# [TASK DETAILS]
In your copy, repeat the records exactly and leave out the pictures.

# [ENTRIES PROVIDED]
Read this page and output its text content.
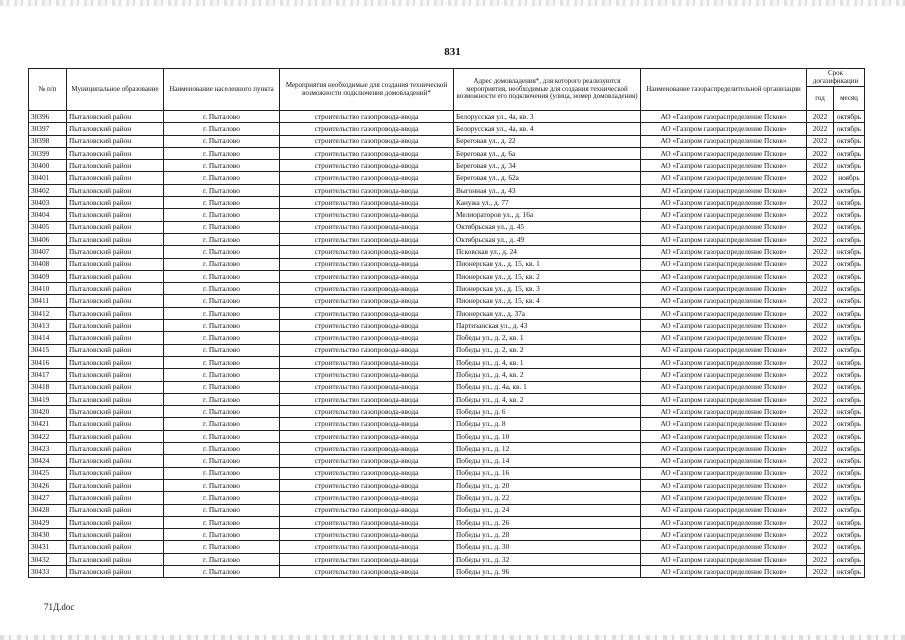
831
№ п/п	Муниципальное образование	Наименование населенного пункта	Мероприятия необходимые для создания технической возможности подключения домовладений*	Адрес домовладения*, для которого реализуются мероприятия, необходимые для создания технической возможности его подключения (улица, номер домовладения)	Наименование газораспределительной организации	Срок догазификации	
						год	месяц
30396	Пыталовский район	г. Пыталово	строительство газопровода-ввода	Белорусская ул., 4а, кв. 3	АО «Газпром газораспределение Псков»	2022	октябрь
30397	Пыталовский район	г. Пыталово	строительство газопровода-ввода	Белорусская ул., 4а, кв. 4	АО «Газпром газораспределение Псков»	2022	октябрь
30398	Пыталовский район	г. Пыталово	строительство газопровода-ввода	Береговая ул., д. 22	АО «Газпром газораспределение Псков»	2022	октябрь
30399	Пыталовский район	г. Пыталово	строительство газопровода-ввода	Береговая ул., д. 6а	АО «Газпром газораспределение Псков»	2022	октябрь
30400	Пыталовский район	г. Пыталово	строительство газопровода-ввода	Береговая ул., д. 34	АО «Газпром газораспределение Псков»	2022	октябрь
30401	Пыталовский район	г. Пыталово	строительство газопровода-ввода	Береговая ул., д. 62а	АО «Газпром газораспределение Псков»	2022	ноябрь
30402	Пыталовский район	г. Пыталово	строительство газопровода-ввода	Выгонная ул., д. 43	АО «Газпром газораспределение Псков»	2022	октябрь
30403	Пыталовский район	г. Пыталово	строительство газопровода-ввода	Канужа ул., д. 77	АО «Газпром газораспределение Псков»	2022	октябрь
30404	Пыталовский район	г. Пыталово	строительство газопровода-ввода	Мелиораторов ул., д. 16а	АО «Газпром газораспределение Псков»	2022	октябрь
30405	Пыталовский район	г. Пыталово	строительство газопровода-ввода	Октябрьская ул., д. 45	АО «Газпром газораспределение Псков»	2022	октябрь
30406	Пыталовский район	г. Пыталово	строительство газопровода-ввода	Октябрьская ул., д. 49	АО «Газпром газораспределение Псков»	2022	октябрь
30407	Пыталовский район	г. Пыталово	строительство газопровода-ввода	Псковская ул., д. 24	АО «Газпром газораспределение Псков»	2022	октябрь
30408	Пыталовский район	г. Пыталово	строительство газопровода-ввода	Пионерская ул., д. 15, кв. 1	АО «Газпром газораспределение Псков»	2022	октябрь
30409	Пыталовский район	г. Пыталово	строительство газопровода-ввода	Пионерская ул., д. 15, кв. 2	АО «Газпром газораспределение Псков»	2022	октябрь
30410	Пыталовский район	г. Пыталово	строительство газопровода-ввода	Пионерская ул., д. 15, кв. 3	АО «Газпром газораспределение Псков»	2022	октябрь
30411	Пыталовский район	г. Пыталово	строительство газопровода-ввода	Пионерская ул., д. 15, кв. 4	АО «Газпром газораспределение Псков»	2022	октябрь
30412	Пыталовский район	г. Пыталово	строительство газопровода-ввода	Пионерская ул., д. 37а	АО «Газпром газораспределение Псков»	2022	октябрь
30413	Пыталовский район	г. Пыталово	строительство газопровода-ввода	Партизанская ул., д. 43	АО «Газпром газораспределение Псков»	2022	октябрь
30414	Пыталовский район	г. Пыталово	строительство газопровода-ввода	Победы ул., д. 2, кв. 1	АО «Газпром газораспределение Псков»	2022	октябрь
30415	Пыталовский район	г. Пыталово	строительство газопровода-ввода	Победы ул., д. 2, кв. 2	АО «Газпром газораспределение Псков»	2022	октябрь
30416	Пыталовский район	г. Пыталово	строительство газопровода-ввода	Победы ул., д. 4, кв. 1	АО «Газпром газораспределение Псков»	2022	октябрь
30417	Пыталовский район	г. Пыталово	строительство газопровода-ввода	Победы ул., д. 4, кв. 2	АО «Газпром газораспределение Псков»	2022	октябрь
30418	Пыталовский район	г. Пыталово	строительство газопровода-ввода	Победы ул., д. 4а, кв. 1	АО «Газпром газораспределение Псков»	2022	октябрь
30419	Пыталовский район	г. Пыталово	строительство газопровода-ввода	Победы ул., д. 4, кв. 2	АО «Газпром газораспределение Псков»	2022	октябрь
30420	Пыталовский район	г. Пыталово	строительство газопровода-ввода	Победы ул., д. 6	АО «Газпром газораспределение Псков»	2022	октябрь
30421	Пыталовский район	г. Пыталово	строительство газопровода-ввода	Победы ул., д. 8	АО «Газпром газораспределение Псков»	2022	октябрь
30422	Пыталовский район	г. Пыталово	строительство газопровода-ввода	Победы ул., д. 10	АО «Газпром газораспределение Псков»	2022	октябрь
30423	Пыталовский район	г. Пыталово	строительство газопровода-ввода	Победы ул., д. 12	АО «Газпром газораспределение Псков»	2022	октябрь
30424	Пыталовский район	г. Пыталово	строительство газопровода-ввода	Победы ул., д. 14	АО «Газпром газораспределение Псков»	2022	октябрь
30425	Пыталовский район	г. Пыталово	строительство газопровода-ввода	Победы ул., д. 16	АО «Газпром газораспределение Псков»	2022	октябрь
30426	Пыталовский район	г. Пыталово	строительство газопровода-ввода	Победы ул., д. 20	АО «Газпром газораспределение Псков»	2022	октябрь
30427	Пыталовский район	г. Пыталово	строительство газопровода-ввода	Победы ул., д. 22	АО «Газпром газораспределение Псков»	2022	октябрь
30428	Пыталовский район	г. Пыталово	строительство газопровода-ввода	Победы ул., д. 24	АО «Газпром газораспределение Псков»	2022	октябрь
30429	Пыталовский район	г. Пыталово	строительство газопровода-ввода	Победы ул., д. 26	АО «Газпром газораспределение Псков»	2022	октябрь
30430	Пыталовский район	г. Пыталово	строительство газопровода-ввода	Победы ул., д. 28	АО «Газпром газораспределение Псков»	2022	октябрь
30431	Пыталовский район	г. Пыталово	строительство газопровода-ввода	Победы ул., д. 30	АО «Газпром газораспределение Псков»	2022	октябрь
30432	Пыталовский район	г. Пыталово	строительство газопровода-ввода	Победы ул., д. 32	АО «Газпром газораспределение Псков»	2022	октябрь
30433	Пыталовский район	г. Пыталово	строительство газопровода-ввода	Победы ул., д. 96	АО «Газпром газораспределение Псков»	2022	октябрь
71Д.doc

# [THE OUTPUT]
Read this page and output its text content.
831
№ п/п	Муниципальное образование	Наименование населенного пункта	Мероприятия необходимые для создания технической возможности подключения домовладений*	Адрес домовладения*, для которого реализуются мероприятия, необходимые для создания технической возможности его подключения (улица, номер домовладения)	Наименование газораспределительной организации	Срок догазификации	
						год	месяц
30396	Пыталовский район	г. Пыталово	строительство газопровода-ввода	Белорусская ул., 4а, кв. 3	АО «Газпром газораспределение Псков»	2022	октябрь
30397	Пыталовский район	г. Пыталово	строительство газопровода-ввода	Белорусская ул., 4а, кв. 4	АО «Газпром газораспределение Псков»	2022	октябрь
30398	Пыталовский район	г. Пыталово	строительство газопровода-ввода	Береговая ул., д. 22	АО «Газпром газораспределение Псков»	2022	октябрь
30399	Пыталовский район	г. Пыталово	строительство газопровода-ввода	Береговая ул., д. 6а	АО «Газпром газораспределение Псков»	2022	октябрь
30400	Пыталовский район	г. Пыталово	строительство газопровода-ввода	Береговая ул., д. 34	АО «Газпром газораспределение Псков»	2022	октябрь
30401	Пыталовский район	г. Пыталово	строительство газопровода-ввода	Береговая ул., д. 62а	АО «Газпром газораспределение Псков»	2022	ноябрь
30402	Пыталовский район	г. Пыталово	строительство газопровода-ввода	Выгонная ул., д. 43	АО «Газпром газораспределение Псков»	2022	октябрь
30403	Пыталовский район	г. Пыталово	строительство газопровода-ввода	Канужа ул., д. 77	АО «Газпром газораспределение Псков»	2022	октябрь
30404	Пыталовский район	г. Пыталово	строительство газопровода-ввода	Мелиораторов ул., д. 16а	АО «Газпром газораспределение Псков»	2022	октябрь
30405	Пыталовский район	г. Пыталово	строительство газопровода-ввода	Октябрьская ул., д. 45	АО «Газпром газораспределение Псков»	2022	октябрь
30406	Пыталовский район	г. Пыталово	строительство газопровода-ввода	Октябрьская ул., д. 49	АО «Газпром газораспределение Псков»	2022	октябрь
30407	Пыталовский район	г. Пыталово	строительство газопровода-ввода	Псковская ул., д. 24	АО «Газпром газораспределение Псков»	2022	октябрь
30408	Пыталовский район	г. Пыталово	строительство газопровода-ввода	Пионерская ул., д. 15, кв. 1	АО «Газпром газораспределение Псков»	2022	октябрь
30409	Пыталовский район	г. Пыталово	строительство газопровода-ввода	Пионерская ул., д. 15, кв. 2	АО «Газпром газораспределение Псков»	2022	октябрь
30410	Пыталовский район	г. Пыталово	строительство газопровода-ввода	Пионерская ул., д. 15, кв. 3	АО «Газпром газораспределение Псков»	2022	октябрь
30411	Пыталовский район	г. Пыталово	строительство газопровода-ввода	Пионерская ул., д. 15, кв. 4	АО «Газпром газораспределение Псков»	2022	октябрь
30412	Пыталовский район	г. Пыталово	строительство газопровода-ввода	Пионерская ул., д. 37а	АО «Газпром газораспределение Псков»	2022	октябрь
30413	Пыталовский район	г. Пыталово	строительство газопровода-ввода	Партизанская ул., д. 43	АО «Газпром газораспределение Псков»	2022	октябрь
30414	Пыталовский район	г. Пыталово	строительство газопровода-ввода	Победы ул., д. 2, кв. 1	АО «Газпром газораспределение Псков»	2022	октябрь
30415	Пыталовский район	г. Пыталово	строительство газопровода-ввода	Победы ул., д. 2, кв. 2	АО «Газпром газораспределение Псков»	2022	октябрь
30416	Пыталовский район	г. Пыталово	строительство газопровода-ввода	Победы ул., д. 4, кв. 1	АО «Газпром газораспределение Псков»	2022	октябрь
30417	Пыталовский район	г. Пыталово	строительство газопровода-ввода	Победы ул., д. 4, кв. 2	АО «Газпром газораспределение Псков»	2022	октябрь
30418	Пыталовский район	г. Пыталово	строительство газопровода-ввода	Победы ул., д. 4а, кв. 1	АО «Газпром газораспределение Псков»	2022	октябрь
30419	Пыталовский район	г. Пыталово	строительство газопровода-ввода	Победы ул., д. 4, кв. 2	АО «Газпром газораспределение Псков»	2022	октябрь
30420	Пыталовский район	г. Пыталово	строительство газопровода-ввода	Победы ул., д. 6	АО «Газпром газораспределение Псков»	2022	октябрь
30421	Пыталовский район	г. Пыталово	строительство газопровода-ввода	Победы ул., д. 8	АО «Газпром газораспределение Псков»	2022	октябрь
30422	Пыталовский район	г. Пыталово	строительство газопровода-ввода	Победы ул., д. 10	АО «Газпром газораспределение Псков»	2022	октябрь
30423	Пыталовский район	г. Пыталово	строительство газопровода-ввода	Победы ул., д. 12	АО «Газпром газораспределение Псков»	2022	октябрь
30424	Пыталовский район	г. Пыталово	строительство газопровода-ввода	Победы ул., д. 14	АО «Газпром газораспределение Псков»	2022	октябрь
30425	Пыталовский район	г. Пыталово	строительство газопровода-ввода	Победы ул., д. 16	АО «Газпром газораспределение Псков»	2022	октябрь
30426	Пыталовский район	г. Пыталово	строительство газопровода-ввода	Победы ул., д. 20	АО «Газпром газораспределение Псков»	2022	октябрь
30427	Пыталовский район	г. Пыталово	строительство газопровода-ввода	Победы ул., д. 22	АО «Газпром газораспределение Псков»	2022	октябрь
30428	Пыталовский район	г. Пыталово	строительство газопровода-ввода	Победы ул., д. 24	АО «Газпром газораспределение Псков»	2022	октябрь
30429	Пыталовский район	г. Пыталово	строительство газопровода-ввода	Победы ул., д. 26	АО «Газпром газораспределение Псков»	2022	октябрь
30430	Пыталовский район	г. Пыталово	строительство газопровода-ввода	Победы ул., д. 28	АО «Газпром газораспределение Псков»	2022	октябрь
30431	Пыталовский район	г. Пыталово	строительство газопровода-ввода	Победы ул., д. 30	АО «Газпром газораспределение Псков»	2022	октябрь
30432	Пыталовский район	г. Пыталово	строительство газопровода-ввода	Победы ул., д. 32	АО «Газпром газораспределение Псков»	2022	октябрь
30433	Пыталовский район	г. Пыталово	строительство газопровода-ввода	Победы ул., д. 96	АО «Газпром газораспределение Псков»	2022	октябрь
71Д.doc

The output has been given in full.